# [Short task 1]
Decide whether each statement below agrees with the passage on asylum seekers. For each, answer yes or no and quote the passage's deciding words exactly.
(a) The Galang Island camp closed in 1996 once all its refugees had been resettled.
(b) Hong Kong pushed boats of refugees back out to sea.
(c) Over the last 15 years, half the asylum seekers to Australia have been Hazaras fleeing the Taliban.
# [Short task 2]
Return the passage on asylum seekers word for word, from "Hong Kong’s little" up to and including "fleeing the Taliban.".
# [Short task 3]
Take the passage on asylum seekers further, beginning after its final sentence.

# [Selection]
◇ ◇ ◇ ◇

The issue of asylum seekers is overblown by the media and subject to cynical politics from all sides, human rights advocate Gerry Georgatos calls for a more compassionate approach.
DURING THE LAST YEARS of the 1970s and the early years of the 1980s up to 30,000 refugees a year came by boat to Australia. There was relatively little public fuss. There was the bipartisan political support of both Malcolm Fraser and Gough Whitlam. However three decades later hysteria has gripped us. It was first generated by the Howard years. These days, we have bipartisan support for punitive measures to “stem the tide of boat people”.
In the late 1970s and early 1980s moral leadership was demonstrated by the Fraser Government assisting Cambodian and Vietnamese refugees. My sister-in-law – just a baby – came from Vietnam on one of those boats. The boat nearly sank on the way here.
Children who arrived from these countries without any knowledge of English or any possessions enrolled in my school. I became friends with some of them. One of them, a landmine victim, severely dragged his right leg.
The Galang Island camp opened in 1979 and was closed in 1996 after all the refugees were resettled. It had two sections; one for newly arrived refugees and another for those approved, who received English classes and cultural information about the country of their resettlement.
Babies were born in the Galang Island camp.
Alongside the UNHCR, Médecins Sans Frontières (Doctors Without Borders) and Save the Children maintained a daily presence.
Hong Kong’s little rocky island of Hei Ling Chau maintained a closed camp with razor wire. Many of the refugees broke down and again many died. Hong Kong refused to push boats of refugees back out to sea, as Thais did on occasions.
There are patterns of global movements of refugees which explain boat arrivals — nothing else does.
People risk their lives to get to other countries in order to flee persecution and other dangers. Half the asylum seekers to Australia in the last 15 years have been Hazaras fleeing the Taliban.

◇ ◇ ◇ ◇

# [Record extracts]
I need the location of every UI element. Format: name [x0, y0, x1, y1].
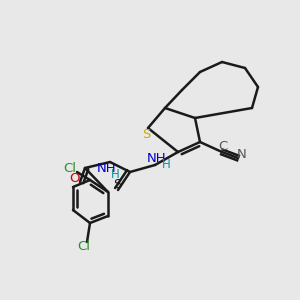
Text: NH: NH [147, 152, 167, 164]
Text: O: O [69, 172, 79, 185]
Text: H: H [162, 158, 170, 170]
Text: N: N [237, 148, 247, 160]
Text: Cl: Cl [64, 161, 76, 175]
Text: NH: NH [97, 163, 117, 176]
Text: S: S [113, 178, 121, 190]
Text: C: C [218, 140, 228, 152]
Text: S: S [142, 128, 150, 142]
Text: H: H [111, 167, 119, 181]
Text: Cl: Cl [77, 241, 91, 254]
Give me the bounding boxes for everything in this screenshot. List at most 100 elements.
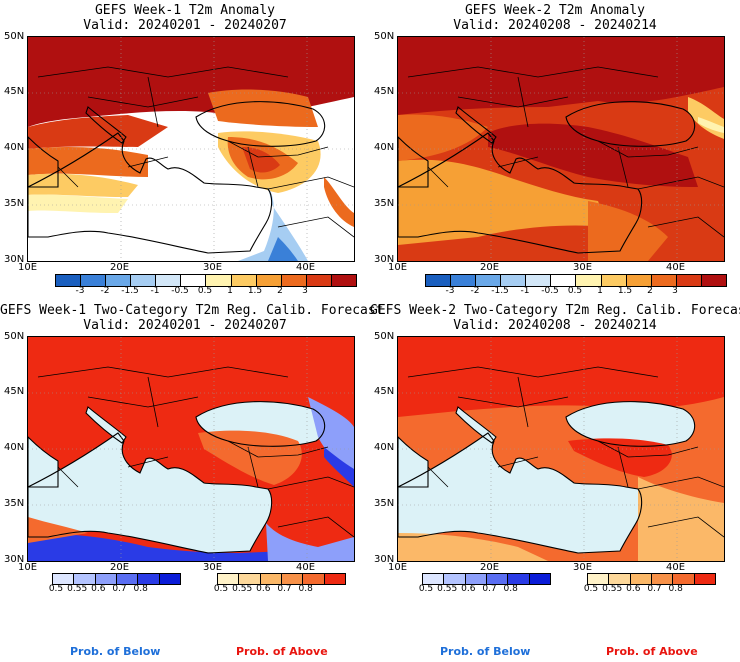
lon-label: 40E xyxy=(666,262,686,273)
coastline xyxy=(28,132,273,254)
prob-below-caption: Prob. of Below xyxy=(70,645,161,658)
lat-label: 50N xyxy=(374,31,395,42)
anom-region xyxy=(238,187,308,261)
prob-region xyxy=(198,430,302,485)
colorbar-swatch xyxy=(626,275,652,286)
coastline xyxy=(565,401,696,447)
lat-label: 30N xyxy=(4,254,25,265)
probability-map xyxy=(27,336,355,562)
colorbar-label: 3 xyxy=(672,286,678,296)
border xyxy=(37,366,289,378)
lon-label: 10E xyxy=(18,262,38,273)
colorbar-swatch xyxy=(56,275,82,286)
colorbar-label: 0.55 xyxy=(602,584,623,594)
border xyxy=(617,146,629,188)
colorbar-swatch xyxy=(331,275,356,286)
colorbar-label: -1 xyxy=(150,286,160,296)
colorbar-label: 3 xyxy=(302,286,308,296)
probability-map xyxy=(397,336,725,562)
coastline xyxy=(195,101,326,147)
lon-label: 30E xyxy=(203,562,223,573)
lon-label: 10E xyxy=(388,562,408,573)
colorbar-label: 2 xyxy=(647,286,653,296)
border xyxy=(127,456,169,468)
colorbar-label: 0.8 xyxy=(503,584,518,594)
colorbar-swatch xyxy=(423,574,445,584)
coastline xyxy=(455,106,497,144)
colorbar-swatch xyxy=(701,275,726,286)
anomaly-map xyxy=(27,36,355,262)
coastline xyxy=(398,432,643,554)
sea xyxy=(398,433,642,553)
colorbar-label: 0.5 xyxy=(418,584,434,594)
lon-label: 40E xyxy=(666,562,686,573)
colorbar-swatch xyxy=(181,275,207,286)
lon-label: 20E xyxy=(110,262,130,273)
lon-label: 30E xyxy=(573,562,593,573)
border xyxy=(637,476,724,490)
colorbar-swatch xyxy=(551,275,577,286)
panel-title: GEFS Week-2 Two-Category T2m Reg. Calib.… xyxy=(370,303,740,318)
panel-valid-dates: Valid: 20240208 - 20240214 xyxy=(453,18,657,33)
border xyxy=(227,440,329,458)
coastline xyxy=(398,436,429,488)
prob-below-colorbar xyxy=(422,573,551,585)
lat-label: 45N xyxy=(4,386,25,397)
colorbar-label: 1 xyxy=(597,286,603,296)
colorbar-label: 1.5 xyxy=(617,286,633,296)
border xyxy=(617,446,629,488)
coastline xyxy=(85,106,127,144)
lon-label: 30E xyxy=(203,262,223,273)
lat-label: 50N xyxy=(374,331,395,342)
colorbar-label: 0.6 xyxy=(461,584,476,594)
border xyxy=(517,376,529,428)
colorbar-swatch xyxy=(131,275,157,286)
colorbar-label: 0.7 xyxy=(112,584,127,594)
lat-label: 40N xyxy=(374,442,395,453)
colorbar-swatch xyxy=(526,275,552,286)
border xyxy=(407,366,659,378)
colorbar-swatch xyxy=(673,574,695,584)
colorbar-swatch xyxy=(324,574,345,584)
colorbar-swatch xyxy=(281,574,304,584)
border xyxy=(277,516,354,538)
colorbar-swatch xyxy=(465,574,487,584)
colorbar-swatch xyxy=(676,275,702,286)
border xyxy=(647,516,724,538)
lon-label: 40E xyxy=(296,562,316,573)
anomaly-map xyxy=(397,36,725,262)
border xyxy=(647,216,724,238)
anom-region xyxy=(28,115,168,149)
sea xyxy=(28,433,272,553)
coastline xyxy=(398,132,643,254)
panel-valid-dates: Valid: 20240201 - 20240207 xyxy=(83,18,287,33)
colorbar-swatch xyxy=(281,275,307,286)
colorbar-swatch xyxy=(426,275,452,286)
anom-region xyxy=(588,201,668,261)
lat-label: 35N xyxy=(4,498,25,509)
colorbar-swatch xyxy=(444,574,466,584)
anomaly-colorbar xyxy=(425,274,727,287)
border xyxy=(227,140,329,158)
colorbar-swatch xyxy=(260,574,282,584)
border xyxy=(87,96,199,108)
colorbar-swatch xyxy=(218,574,240,584)
colorbar-swatch xyxy=(651,574,674,584)
lon-label: 30E xyxy=(573,262,593,273)
colorbar-swatch xyxy=(601,275,627,286)
border xyxy=(147,376,159,428)
colorbar-swatch xyxy=(256,275,282,286)
colorbar-swatch xyxy=(694,574,715,584)
border xyxy=(277,216,354,238)
colorbar-swatch xyxy=(501,275,527,286)
prob-region xyxy=(568,438,672,477)
coastline xyxy=(455,406,497,444)
colorbar-label: 0.5 xyxy=(197,286,213,296)
panel-title: GEFS Week-1 Two-Category T2m Reg. Calib.… xyxy=(0,303,384,318)
border xyxy=(127,156,169,168)
anom-region xyxy=(398,37,724,115)
colorbar-swatch xyxy=(231,275,257,286)
border xyxy=(427,166,449,188)
colorbar-label: -0.5 xyxy=(171,286,189,296)
colorbar-label: 0.5 xyxy=(583,584,599,594)
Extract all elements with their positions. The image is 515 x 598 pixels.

◇ ◇ ◇ ◇

# [Exercise output 1]
(a) Yes: "The Galang Island camp opened in 1979 and was closed in 1996 after all the refugees were resettled."
(b) No: "Hong Kong refused to push boats of refugees back out to sea, as Thais did on occasions."
(c) Yes: "Half the asylum seekers to Australia in the last 15 years have been Hazaras fleeing the Taliban."

# [Exercise output 2]
Hong Kong’s little rocky island of Hei Ling Chau maintained a closed camp with razor wire. Many of the refugees broke down and again many died. Hong Kong refused to push boats of refugees back out to sea, as Thais did on occasions.
There are patterns of global movements of refugees which explain boat arrivals — nothing else does.
People risk their lives to get to other countries in order to flee persecution and other dangers. Half the asylum seekers to Australia in the last 15 years have been Hazaras fleeing the Taliban.

# [Exercise output 3]
Minister for Foreign Affairs Bob Carr has done a great disservice to the national consciousness. It is as bad as anything former Prime Minister John Howard did. Minister Carr described Iranian refugees fleeing to Australia as economic migrants. He has no evidence of this; he is merely working to harden the attitudes of Australians against these people.
More than 90 per cent of all asylum seekers who sought refuge in Australia have been approved as bona fide refugees.
The diabolical myth-making that occurs is disgraceful. The ability to discover the truth is outstripped by the capacity to manifest deceit.
Take the argument that there are "queues". It is as if someone should stand in a Woolworths checkout line instead of running for their life.
The argument that they all destroy their passports and other important documents is false. Most of them can never secure such documents.
Both sides of government are responsible for misleading the national consciousness.
Our government needs to demonstrate moral leadership. For a country like Australia, resettling 30,000 to 40,000 people a year is not an issue. It never has been. It is only a trickle of humanity.
Detention centres should be dismantled. We should be instead assisting them into community living and onto refugee visas in less than 30 days of their arrival. Ridding Australia of the blight of detention centres will save Australia $4 billion a year. This money could then be spent on regional collaborations and other such worthy initiatives.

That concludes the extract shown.